Figure dataset records:
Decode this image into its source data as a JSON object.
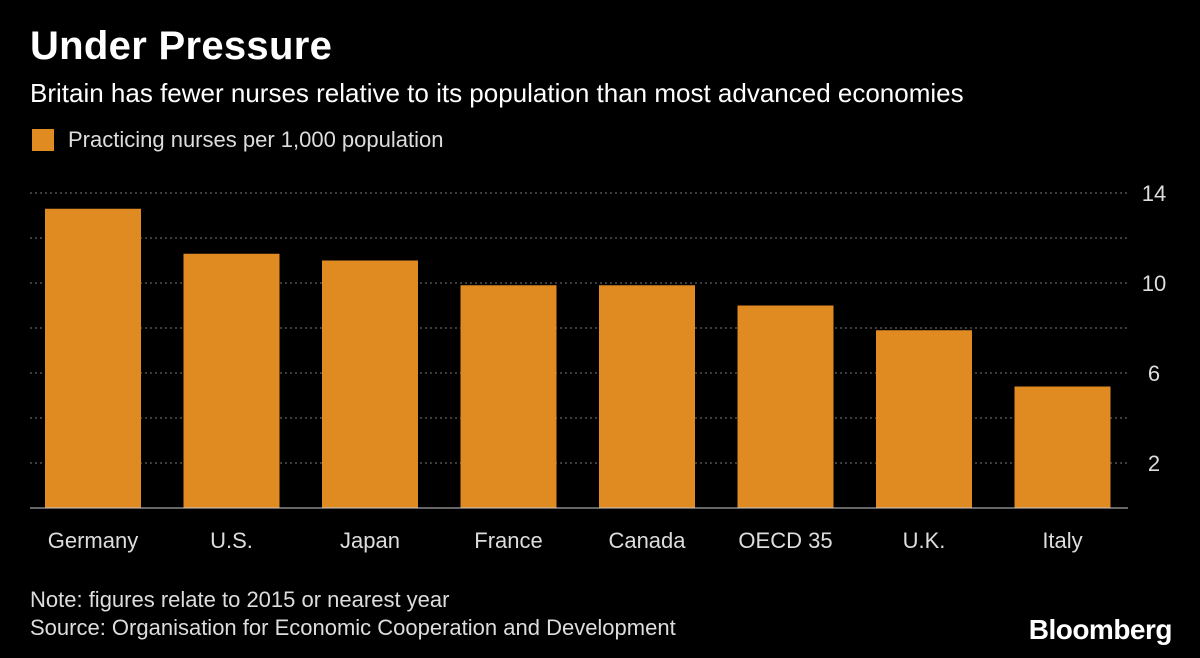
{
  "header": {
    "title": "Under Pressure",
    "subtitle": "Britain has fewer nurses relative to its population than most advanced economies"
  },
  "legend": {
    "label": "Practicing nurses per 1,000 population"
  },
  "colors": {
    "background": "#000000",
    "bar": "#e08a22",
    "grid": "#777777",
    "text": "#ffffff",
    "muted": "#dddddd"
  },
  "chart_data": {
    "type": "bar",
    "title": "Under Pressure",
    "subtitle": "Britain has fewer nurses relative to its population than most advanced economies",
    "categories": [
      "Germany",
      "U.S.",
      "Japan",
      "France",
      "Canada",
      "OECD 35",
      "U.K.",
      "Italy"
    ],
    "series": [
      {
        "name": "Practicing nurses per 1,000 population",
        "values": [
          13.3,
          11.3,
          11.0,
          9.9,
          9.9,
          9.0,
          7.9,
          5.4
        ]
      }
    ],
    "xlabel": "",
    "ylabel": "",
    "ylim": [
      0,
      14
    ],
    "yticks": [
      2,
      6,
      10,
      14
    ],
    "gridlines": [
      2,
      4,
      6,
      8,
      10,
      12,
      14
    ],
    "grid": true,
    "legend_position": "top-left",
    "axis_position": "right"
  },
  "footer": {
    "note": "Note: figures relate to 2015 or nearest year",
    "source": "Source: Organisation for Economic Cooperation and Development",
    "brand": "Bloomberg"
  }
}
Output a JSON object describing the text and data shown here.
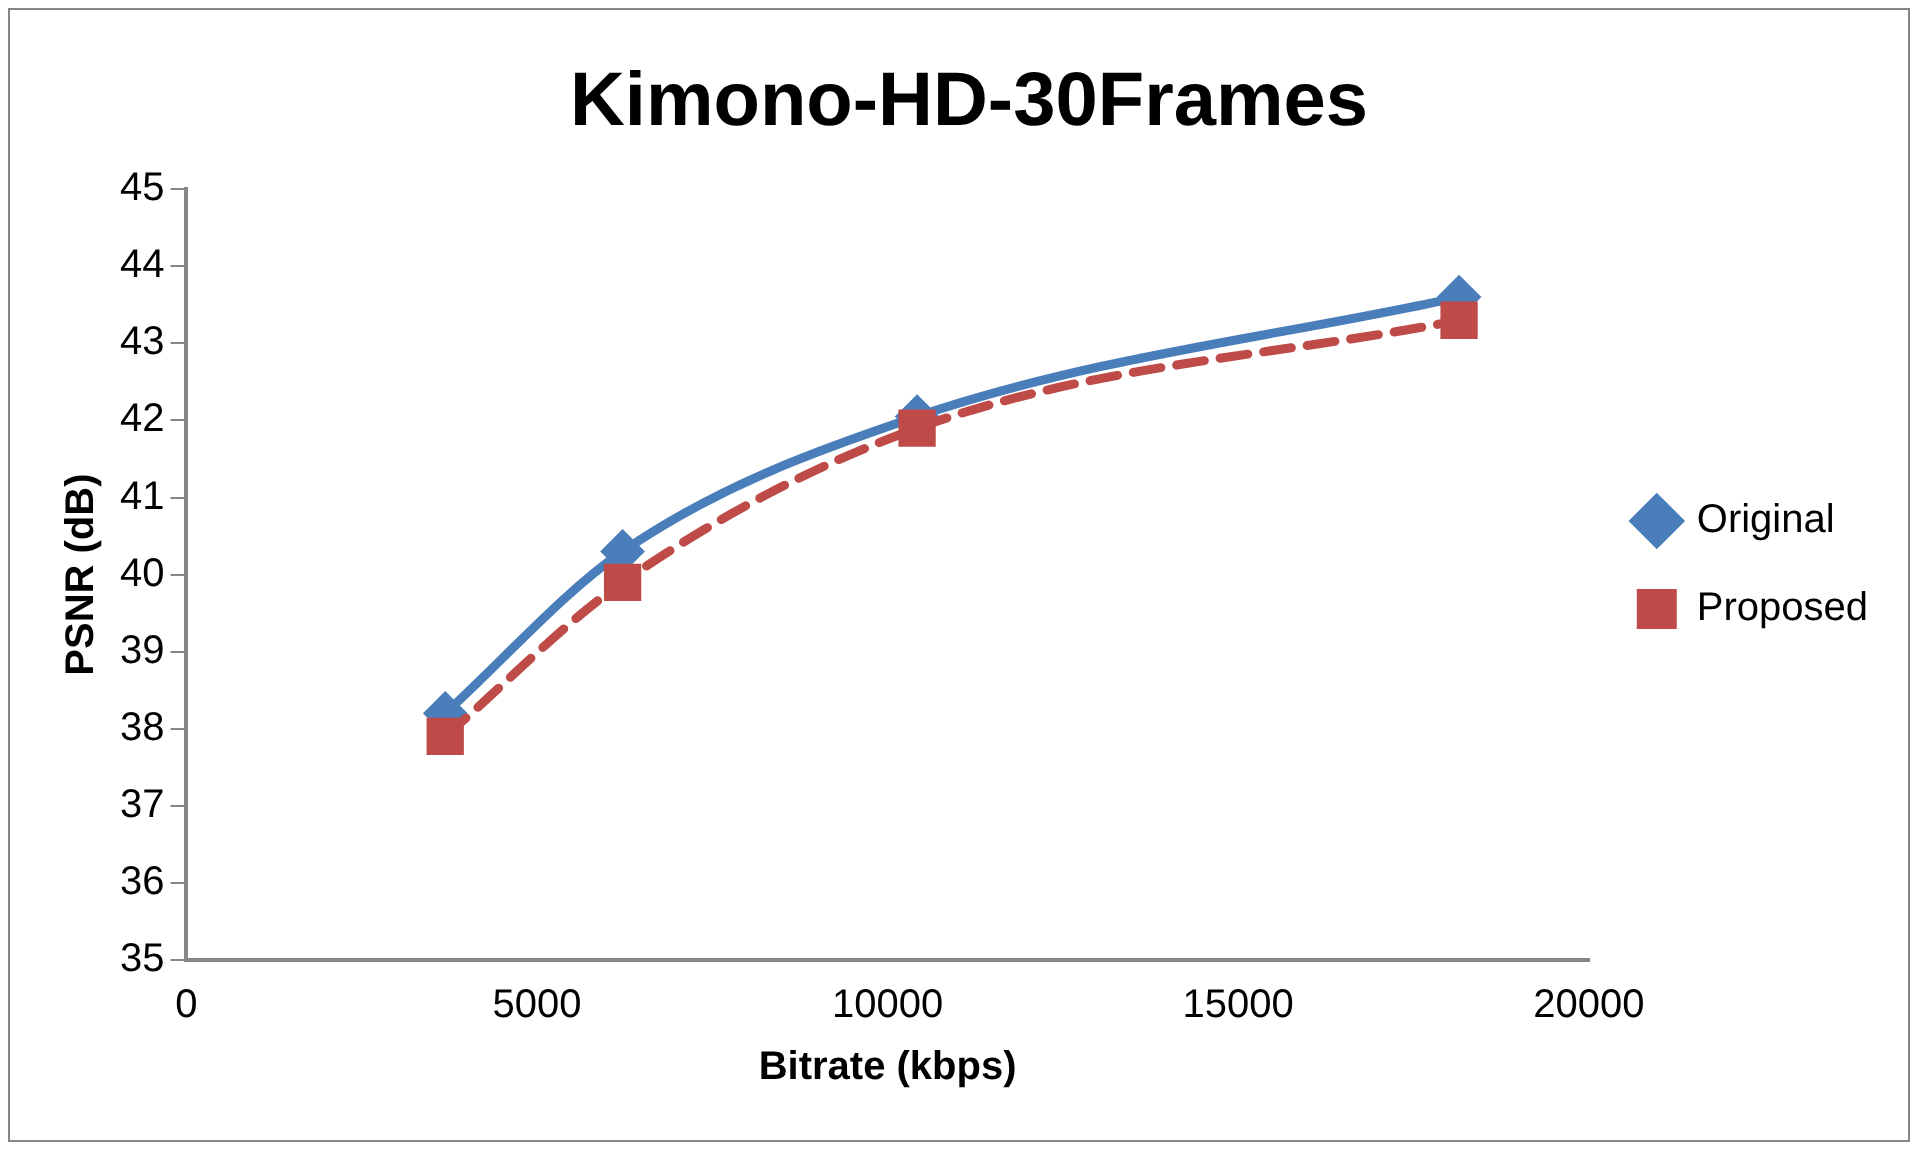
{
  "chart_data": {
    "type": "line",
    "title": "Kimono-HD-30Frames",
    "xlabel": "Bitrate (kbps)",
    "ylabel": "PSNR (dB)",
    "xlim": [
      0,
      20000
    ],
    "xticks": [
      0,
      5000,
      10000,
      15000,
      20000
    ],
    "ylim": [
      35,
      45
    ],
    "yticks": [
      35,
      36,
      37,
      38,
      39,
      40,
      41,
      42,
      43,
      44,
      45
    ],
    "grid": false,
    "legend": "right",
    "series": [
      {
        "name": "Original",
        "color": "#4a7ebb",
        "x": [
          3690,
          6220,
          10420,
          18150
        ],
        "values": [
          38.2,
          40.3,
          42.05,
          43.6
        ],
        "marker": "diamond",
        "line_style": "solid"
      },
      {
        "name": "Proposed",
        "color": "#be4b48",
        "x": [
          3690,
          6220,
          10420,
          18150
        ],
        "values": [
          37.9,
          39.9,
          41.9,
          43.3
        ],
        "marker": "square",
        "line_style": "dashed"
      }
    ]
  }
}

Task prompt:
Repeat the lines above exactly, and keep every picture out.

Answer for the task:
Decode this image into its source data as a JSON object.
{
  "header": {
    "title": "Under Pressure",
    "subtitle": "Britain has fewer nurses relative to its population than most advanced economies"
  },
  "legend": {
    "label": "Practicing nurses per 1,000 population"
  },
  "colors": {
    "background": "#000000",
    "bar": "#e08a22",
    "grid": "#777777",
    "text": "#ffffff",
    "muted": "#dddddd"
  },
  "chart_data": {
    "type": "bar",
    "title": "Under Pressure",
    "subtitle": "Britain has fewer nurses relative to its population than most advanced economies",
    "categories": [
      "Germany",
      "U.S.",
      "Japan",
      "France",
      "Canada",
      "OECD 35",
      "U.K.",
      "Italy"
    ],
    "series": [
      {
        "name": "Practicing nurses per 1,000 population",
        "values": [
          13.3,
          11.3,
          11.0,
          9.9,
          9.9,
          9.0,
          7.9,
          5.4
        ]
      }
    ],
    "xlabel": "",
    "ylabel": "",
    "ylim": [
      0,
      14
    ],
    "yticks": [
      2,
      6,
      10,
      14
    ],
    "gridlines": [
      2,
      4,
      6,
      8,
      10,
      12,
      14
    ],
    "grid": true,
    "legend_position": "top-left",
    "axis_position": "right"
  },
  "footer": {
    "note": "Note: figures relate to 2015 or nearest year",
    "source": "Source: Organisation for Economic Cooperation and Development",
    "brand": "Bloomberg"
  }
}
Output a JSON object describing the text and data shown here.
{
  "chart_data": {
    "type": "line",
    "title": "Kimono-HD-30Frames",
    "xlabel": "Bitrate (kbps)",
    "ylabel": "PSNR (dB)",
    "xlim": [
      0,
      20000
    ],
    "xticks": [
      0,
      5000,
      10000,
      15000,
      20000
    ],
    "ylim": [
      35,
      45
    ],
    "yticks": [
      35,
      36,
      37,
      38,
      39,
      40,
      41,
      42,
      43,
      44,
      45
    ],
    "grid": false,
    "legend": "right",
    "series": [
      {
        "name": "Original",
        "color": "#4a7ebb",
        "x": [
          3690,
          6220,
          10420,
          18150
        ],
        "values": [
          38.2,
          40.3,
          42.05,
          43.6
        ],
        "marker": "diamond",
        "line_style": "solid"
      },
      {
        "name": "Proposed",
        "color": "#be4b48",
        "x": [
          3690,
          6220,
          10420,
          18150
        ],
        "values": [
          37.9,
          39.9,
          41.9,
          43.3
        ],
        "marker": "square",
        "line_style": "dashed"
      }
    ]
  }
}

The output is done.